Each line that contains the string "anterior" counts once; report how many such lines appear in the data, as a number only.
** BEGIN **
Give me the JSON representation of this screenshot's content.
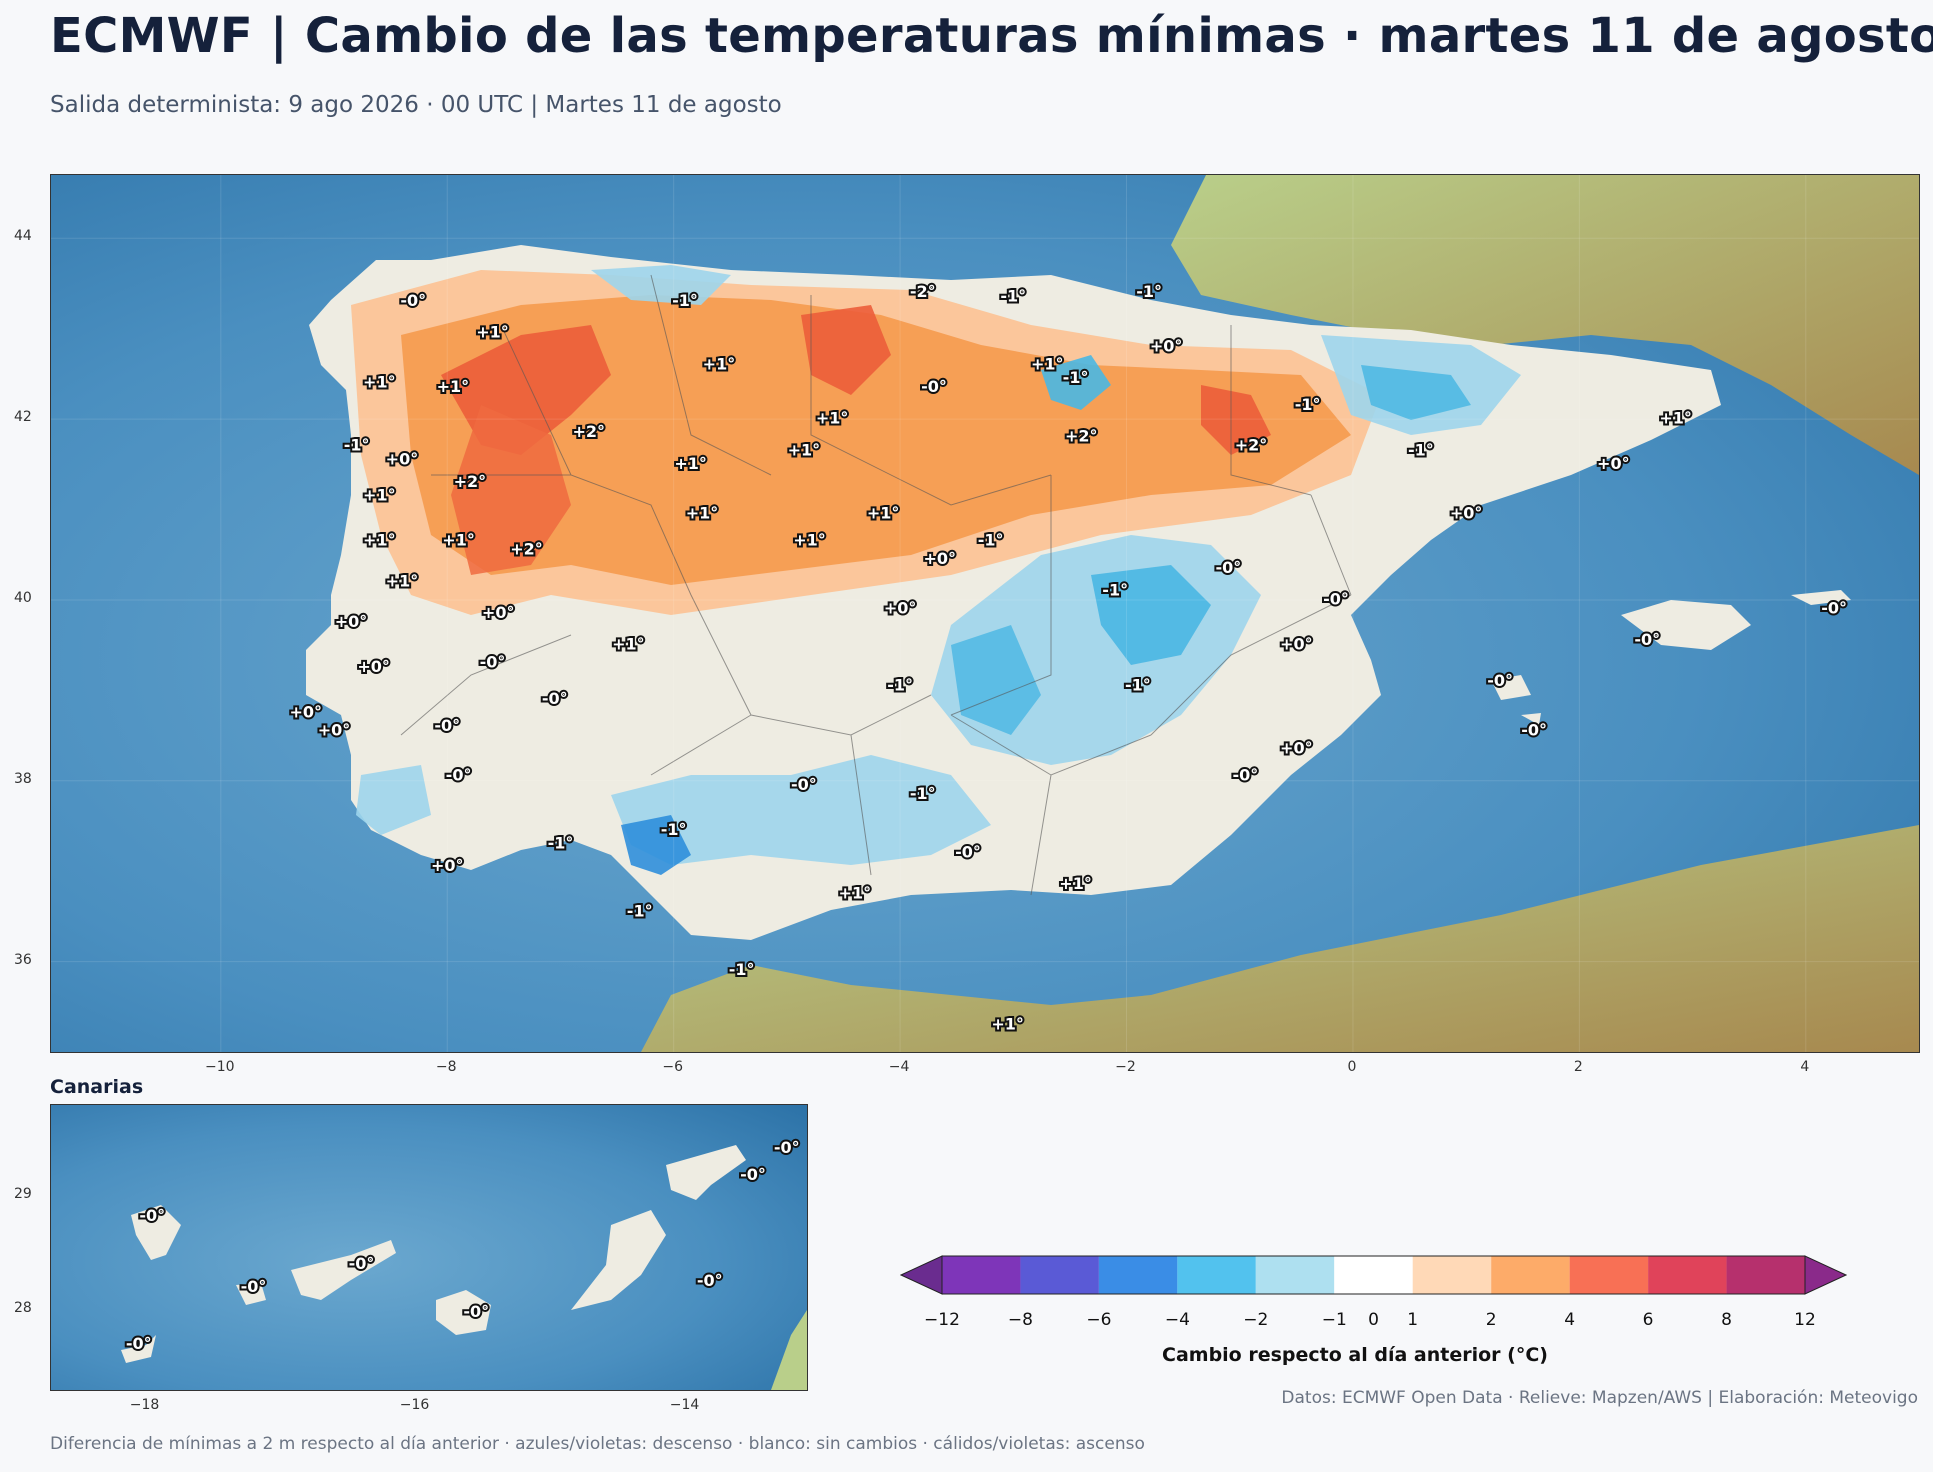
{
  "title": "ECMWF | Cambio de las temperaturas mínimas · martes 11 de agosto",
  "subtitle": "Salida determinista: 9 ago 2026 · 00 UTC  |  Martes 11 de agosto",
  "main_map": {
    "lon_ticks": [
      "−10",
      "−8",
      "−6",
      "−4",
      "−2",
      "0",
      "2",
      "4"
    ],
    "lat_ticks": [
      "44",
      "42",
      "40",
      "38",
      "36"
    ],
    "labels": [
      {
        "text": "-0°",
        "lon": -8.3,
        "lat": 43.3
      },
      {
        "text": "-1°",
        "lon": -5.9,
        "lat": 43.3
      },
      {
        "text": "-2°",
        "lon": -3.8,
        "lat": 43.4
      },
      {
        "text": "-1°",
        "lon": -3.0,
        "lat": 43.35
      },
      {
        "text": "-1°",
        "lon": -1.8,
        "lat": 43.4
      },
      {
        "text": "+1°",
        "lon": -7.6,
        "lat": 42.95
      },
      {
        "text": "+1°",
        "lon": -5.6,
        "lat": 42.6
      },
      {
        "text": "+1°",
        "lon": -2.7,
        "lat": 42.6
      },
      {
        "text": "-1°",
        "lon": -2.45,
        "lat": 42.45
      },
      {
        "text": "+0°",
        "lon": -1.65,
        "lat": 42.8
      },
      {
        "text": "+1°",
        "lon": -8.6,
        "lat": 42.4
      },
      {
        "text": "+1°",
        "lon": -7.95,
        "lat": 42.35
      },
      {
        "text": "-0°",
        "lon": -3.7,
        "lat": 42.35
      },
      {
        "text": "+1°",
        "lon": -4.6,
        "lat": 42.0
      },
      {
        "text": "-1°",
        "lon": -0.4,
        "lat": 42.15
      },
      {
        "text": "+1°",
        "lon": 2.85,
        "lat": 42.0
      },
      {
        "text": "+2°",
        "lon": -6.75,
        "lat": 41.85
      },
      {
        "text": "+2°",
        "lon": -2.4,
        "lat": 41.8
      },
      {
        "text": "+2°",
        "lon": -0.9,
        "lat": 41.7
      },
      {
        "text": "-1°",
        "lon": -8.8,
        "lat": 41.7
      },
      {
        "text": "+0°",
        "lon": -8.4,
        "lat": 41.55
      },
      {
        "text": "+1°",
        "lon": -4.85,
        "lat": 41.65
      },
      {
        "text": "+1°",
        "lon": -5.85,
        "lat": 41.5
      },
      {
        "text": "-1°",
        "lon": 0.6,
        "lat": 41.65
      },
      {
        "text": "+0°",
        "lon": 2.3,
        "lat": 41.5
      },
      {
        "text": "+2°",
        "lon": -7.8,
        "lat": 41.3
      },
      {
        "text": "+1°",
        "lon": -8.6,
        "lat": 41.15
      },
      {
        "text": "+1°",
        "lon": -5.75,
        "lat": 40.95
      },
      {
        "text": "+1°",
        "lon": -4.15,
        "lat": 40.95
      },
      {
        "text": "+0°",
        "lon": 1.0,
        "lat": 40.95
      },
      {
        "text": "+1°",
        "lon": -8.6,
        "lat": 40.65
      },
      {
        "text": "+1°",
        "lon": -7.9,
        "lat": 40.65
      },
      {
        "text": "+1°",
        "lon": -4.8,
        "lat": 40.65
      },
      {
        "text": "-1°",
        "lon": -3.2,
        "lat": 40.65
      },
      {
        "text": "+2°",
        "lon": -7.3,
        "lat": 40.55
      },
      {
        "text": "+0°",
        "lon": -3.65,
        "lat": 40.45
      },
      {
        "text": "-0°",
        "lon": -1.1,
        "lat": 40.35
      },
      {
        "text": "+1°",
        "lon": -8.4,
        "lat": 40.2
      },
      {
        "text": "-1°",
        "lon": -2.1,
        "lat": 40.1
      },
      {
        "text": "+0°",
        "lon": -7.55,
        "lat": 39.85
      },
      {
        "text": "+0°",
        "lon": -4.0,
        "lat": 39.9
      },
      {
        "text": "-0°",
        "lon": -0.15,
        "lat": 40.0
      },
      {
        "text": "+0°",
        "lon": -8.85,
        "lat": 39.75
      },
      {
        "text": "-0°",
        "lon": 2.6,
        "lat": 39.55
      },
      {
        "text": "-0°",
        "lon": 4.25,
        "lat": 39.9
      },
      {
        "text": "+1°",
        "lon": -6.4,
        "lat": 39.5
      },
      {
        "text": "+0°",
        "lon": -0.5,
        "lat": 39.5
      },
      {
        "text": "-0°",
        "lon": -7.6,
        "lat": 39.3
      },
      {
        "text": "+0°",
        "lon": -8.65,
        "lat": 39.25
      },
      {
        "text": "-0°",
        "lon": 1.3,
        "lat": 39.1
      },
      {
        "text": "-1°",
        "lon": -4.0,
        "lat": 39.05
      },
      {
        "text": "-1°",
        "lon": -1.9,
        "lat": 39.05
      },
      {
        "text": "-0°",
        "lon": -7.05,
        "lat": 38.9
      },
      {
        "text": "+0°",
        "lon": -9.25,
        "lat": 38.75
      },
      {
        "text": "+0°",
        "lon": -9.0,
        "lat": 38.55
      },
      {
        "text": "-0°",
        "lon": -8.0,
        "lat": 38.6
      },
      {
        "text": "-0°",
        "lon": 1.6,
        "lat": 38.55
      },
      {
        "text": "+0°",
        "lon": -0.5,
        "lat": 38.35
      },
      {
        "text": "-0°",
        "lon": -7.9,
        "lat": 38.05
      },
      {
        "text": "-0°",
        "lon": -0.95,
        "lat": 38.05
      },
      {
        "text": "-0°",
        "lon": -4.85,
        "lat": 37.95
      },
      {
        "text": "-1°",
        "lon": -3.8,
        "lat": 37.85
      },
      {
        "text": "-1°",
        "lon": -6.0,
        "lat": 37.45
      },
      {
        "text": "-1°",
        "lon": -7.0,
        "lat": 37.3
      },
      {
        "text": "-0°",
        "lon": -3.4,
        "lat": 37.2
      },
      {
        "text": "+0°",
        "lon": -8.0,
        "lat": 37.05
      },
      {
        "text": "+1°",
        "lon": -2.45,
        "lat": 36.85
      },
      {
        "text": "+1°",
        "lon": -4.4,
        "lat": 36.75
      },
      {
        "text": "-1°",
        "lon": -6.3,
        "lat": 36.55
      },
      {
        "text": "-1°",
        "lon": -5.4,
        "lat": 35.9
      },
      {
        "text": "+1°",
        "lon": -3.05,
        "lat": 35.3
      }
    ]
  },
  "inset": {
    "title": "Canarias",
    "lon_ticks": [
      "−18",
      "−16",
      "−14"
    ],
    "lat_ticks": [
      "29",
      "28"
    ],
    "labels": [
      {
        "text": "-0°",
        "lon": -17.95,
        "lat": 28.82
      },
      {
        "text": "-0°",
        "lon": -17.2,
        "lat": 28.2
      },
      {
        "text": "-0°",
        "lon": -16.4,
        "lat": 28.4
      },
      {
        "text": "-0°",
        "lon": -15.55,
        "lat": 27.98
      },
      {
        "text": "-0°",
        "lon": -13.82,
        "lat": 28.25
      },
      {
        "text": "-0°",
        "lon": -13.5,
        "lat": 29.18
      },
      {
        "text": "-0°",
        "lon": -13.25,
        "lat": 29.42
      },
      {
        "text": "-0°",
        "lon": -18.05,
        "lat": 27.7
      }
    ]
  },
  "colorbar": {
    "title": "Cambio respecto al día anterior (°C)",
    "colors": [
      "#6a2c8f",
      "#7e35b9",
      "#5a5ad6",
      "#3a8de6",
      "#52c2ee",
      "#aee0f0",
      "#ffffff",
      "#ffd9b7",
      "#fdab69",
      "#f87055",
      "#e0435a",
      "#b6306d",
      "#8a2a8a"
    ],
    "ticks": [
      "−12",
      "−8",
      "−6",
      "−4",
      "−2",
      "−1",
      "0",
      "1",
      "2",
      "4",
      "6",
      "8",
      "12"
    ]
  },
  "credits": "Datos: ECMWF Open Data · Relieve: Mapzen/AWS  |  Elaboración: Meteovigo",
  "footnote": "Diferencia de mínimas a 2 m respecto al día anterior · azules/violetas: descenso · blanco: sin cambios · cálidos/violetas: ascenso"
}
** END **
Output of the task
2